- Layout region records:

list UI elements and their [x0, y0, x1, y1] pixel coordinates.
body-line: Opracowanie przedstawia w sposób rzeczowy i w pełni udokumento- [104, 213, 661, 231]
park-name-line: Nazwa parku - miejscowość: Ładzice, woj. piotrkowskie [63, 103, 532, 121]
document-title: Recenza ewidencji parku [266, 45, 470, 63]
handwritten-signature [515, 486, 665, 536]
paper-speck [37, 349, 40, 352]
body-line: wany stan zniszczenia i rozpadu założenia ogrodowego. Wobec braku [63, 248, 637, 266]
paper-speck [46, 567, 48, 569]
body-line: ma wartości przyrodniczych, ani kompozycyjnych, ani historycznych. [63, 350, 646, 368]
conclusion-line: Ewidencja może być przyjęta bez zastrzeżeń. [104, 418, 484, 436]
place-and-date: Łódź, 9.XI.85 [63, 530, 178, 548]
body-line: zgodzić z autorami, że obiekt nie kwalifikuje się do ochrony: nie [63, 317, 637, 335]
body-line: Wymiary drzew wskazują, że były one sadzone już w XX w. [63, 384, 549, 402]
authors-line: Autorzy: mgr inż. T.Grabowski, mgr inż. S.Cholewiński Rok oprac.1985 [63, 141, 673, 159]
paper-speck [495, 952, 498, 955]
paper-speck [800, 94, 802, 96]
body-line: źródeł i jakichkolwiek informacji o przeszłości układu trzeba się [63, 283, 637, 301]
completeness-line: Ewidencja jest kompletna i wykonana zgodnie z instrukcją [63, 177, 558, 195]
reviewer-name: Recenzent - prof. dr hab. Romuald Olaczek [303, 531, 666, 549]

- BRIEF: Copy every line above word for word, with no character or coordinate changed.

- EXPECTED OUTPUT:
list UI elements and their [x0, y0, x1, y1] pixel coordinates.
body-line: Opracowanie przedstawia w sposób rzeczowy i w pełni udokumento- [104, 213, 661, 231]
park-name-line: Nazwa parku - miejscowość: Ładzice, woj. piotrkowskie [63, 103, 532, 121]
document-title: Recenza ewidencji parku [266, 45, 470, 63]
handwritten-signature [515, 486, 665, 536]
paper-speck [37, 349, 40, 352]
body-line: wany stan zniszczenia i rozpadu założenia ogrodowego. Wobec braku [63, 248, 637, 266]
paper-speck [46, 567, 48, 569]
body-line: ma wartości przyrodniczych, ani kompozycyjnych, ani historycznych. [63, 350, 646, 368]
conclusion-line: Ewidencja może być przyjęta bez zastrzeżeń. [104, 418, 484, 436]
place-and-date: Łódź, 9.XI.85 [63, 530, 178, 548]
body-line: zgodzić z autorami, że obiekt nie kwalifikuje się do ochrony: nie [63, 317, 637, 335]
body-line: Wymiary drzew wskazują, że były one sadzone już w XX w. [63, 384, 549, 402]
authors-line: Autorzy: mgr inż. T.Grabowski, mgr inż. S.Cholewiński Rok oprac.1985 [63, 141, 673, 159]
paper-speck [495, 952, 498, 955]
paper-speck [800, 94, 802, 96]
body-line: źródeł i jakichkolwiek informacji o przeszłości układu trzeba się [63, 283, 637, 301]
completeness-line: Ewidencja jest kompletna i wykonana zgodnie z instrukcją [63, 177, 558, 195]
reviewer-name: Recenzent - prof. dr hab. Romuald Olaczek [303, 531, 666, 549]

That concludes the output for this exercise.